** START Record extracts **
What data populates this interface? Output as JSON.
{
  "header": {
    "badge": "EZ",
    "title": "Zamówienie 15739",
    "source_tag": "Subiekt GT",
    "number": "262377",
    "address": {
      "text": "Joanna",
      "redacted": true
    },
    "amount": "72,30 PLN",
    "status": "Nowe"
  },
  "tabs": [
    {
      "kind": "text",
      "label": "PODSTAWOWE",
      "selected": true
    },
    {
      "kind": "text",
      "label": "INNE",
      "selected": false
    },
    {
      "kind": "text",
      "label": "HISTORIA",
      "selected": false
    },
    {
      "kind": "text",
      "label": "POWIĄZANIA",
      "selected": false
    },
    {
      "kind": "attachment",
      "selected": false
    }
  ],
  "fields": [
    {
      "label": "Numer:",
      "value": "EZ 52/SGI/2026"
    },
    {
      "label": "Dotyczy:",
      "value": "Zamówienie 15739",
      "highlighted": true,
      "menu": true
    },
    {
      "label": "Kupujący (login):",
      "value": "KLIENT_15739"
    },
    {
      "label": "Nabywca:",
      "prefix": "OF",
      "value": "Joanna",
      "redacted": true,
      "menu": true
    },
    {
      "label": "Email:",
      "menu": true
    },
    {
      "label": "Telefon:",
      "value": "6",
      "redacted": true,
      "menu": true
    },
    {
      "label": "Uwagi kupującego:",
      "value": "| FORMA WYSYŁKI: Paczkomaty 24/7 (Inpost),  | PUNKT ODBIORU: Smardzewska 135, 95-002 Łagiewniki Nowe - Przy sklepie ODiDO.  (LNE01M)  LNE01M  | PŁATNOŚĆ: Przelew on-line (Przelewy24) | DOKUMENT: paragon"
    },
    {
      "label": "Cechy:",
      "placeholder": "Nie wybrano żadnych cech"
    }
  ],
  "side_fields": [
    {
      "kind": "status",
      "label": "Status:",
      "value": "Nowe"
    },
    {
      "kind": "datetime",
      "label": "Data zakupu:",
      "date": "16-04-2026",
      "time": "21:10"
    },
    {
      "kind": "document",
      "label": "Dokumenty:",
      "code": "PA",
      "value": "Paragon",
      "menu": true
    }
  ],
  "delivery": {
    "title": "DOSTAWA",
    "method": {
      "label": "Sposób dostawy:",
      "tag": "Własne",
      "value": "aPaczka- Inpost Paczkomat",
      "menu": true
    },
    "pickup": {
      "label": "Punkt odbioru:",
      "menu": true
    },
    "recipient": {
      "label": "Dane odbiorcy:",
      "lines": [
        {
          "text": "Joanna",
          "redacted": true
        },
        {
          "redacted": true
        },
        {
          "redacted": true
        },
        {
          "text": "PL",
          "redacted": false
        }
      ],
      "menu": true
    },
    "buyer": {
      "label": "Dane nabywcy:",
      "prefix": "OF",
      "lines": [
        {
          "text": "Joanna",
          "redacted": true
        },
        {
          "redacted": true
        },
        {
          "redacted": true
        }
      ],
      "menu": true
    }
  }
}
** END Record extracts **
*Given exercise*
Retype each record exactly, leaving nothing out.

*The result*
What data populates this interface? Output as JSON.
{
  "header": {
    "badge": "EZ",
    "title": "Zamówienie 15739",
    "source_tag": "Subiekt GT",
    "number": "262377",
    "address": {
      "text": "Joanna",
      "redacted": true
    },
    "amount": "72,30 PLN",
    "status": "Nowe"
  },
  "tabs": [
    {
      "kind": "text",
      "label": "PODSTAWOWE",
      "selected": true
    },
    {
      "kind": "text",
      "label": "INNE",
      "selected": false
    },
    {
      "kind": "text",
      "label": "HISTORIA",
      "selected": false
    },
    {
      "kind": "text",
      "label": "POWIĄZANIA",
      "selected": false
    },
    {
      "kind": "attachment",
      "selected": false
    }
  ],
  "fields": [
    {
      "label": "Numer:",
      "value": "EZ 52/SGI/2026"
    },
    {
      "label": "Dotyczy:",
      "value": "Zamówienie 15739",
      "highlighted": true,
      "menu": true
    },
    {
      "label": "Kupujący (login):",
      "value": "KLIENT_15739"
    },
    {
      "label": "Nabywca:",
      "prefix": "OF",
      "value": "Joanna",
      "redacted": true,
      "menu": true
    },
    {
      "label": "Email:",
      "menu": true
    },
    {
      "label": "Telefon:",
      "value": "6",
      "redacted": true,
      "menu": true
    },
    {
      "label": "Uwagi kupującego:",
      "value": "| FORMA WYSYŁKI: Paczkomaty 24/7 (Inpost),  | PUNKT ODBIORU: Smardzewska 135, 95-002 Łagiewniki Nowe - Przy sklepie ODiDO.  (LNE01M)  LNE01M  | PŁATNOŚĆ: Przelew on-line (Przelewy24) | DOKUMENT: paragon"
    },
    {
      "label": "Cechy:",
      "placeholder": "Nie wybrano żadnych cech"
    }
  ],
  "side_fields": [
    {
      "kind": "status",
      "label": "Status:",
      "value": "Nowe"
    },
    {
      "kind": "datetime",
      "label": "Data zakupu:",
      "date": "16-04-2026",
      "time": "21:10"
    },
    {
      "kind": "document",
      "label": "Dokumenty:",
      "code": "PA",
      "value": "Paragon",
      "menu": true
    }
  ],
  "delivery": {
    "title": "DOSTAWA",
    "method": {
      "label": "Sposób dostawy:",
      "tag": "Własne",
      "value": "aPaczka- Inpost Paczkomat",
      "menu": true
    },
    "pickup": {
      "label": "Punkt odbioru:",
      "menu": true
    },
    "recipient": {
      "label": "Dane odbiorcy:",
      "lines": [
        {
          "text": "Joanna",
          "redacted": true
        },
        {
          "redacted": true
        },
        {
          "redacted": true
        },
        {
          "text": "PL",
          "redacted": false
        }
      ],
      "menu": true
    },
    "buyer": {
      "label": "Dane nabywcy:",
      "prefix": "OF",
      "lines": [
        {
          "text": "Joanna",
          "redacted": true
        },
        {
          "redacted": true
        },
        {
          "redacted": true
        }
      ],
      "menu": true
    }
  }
}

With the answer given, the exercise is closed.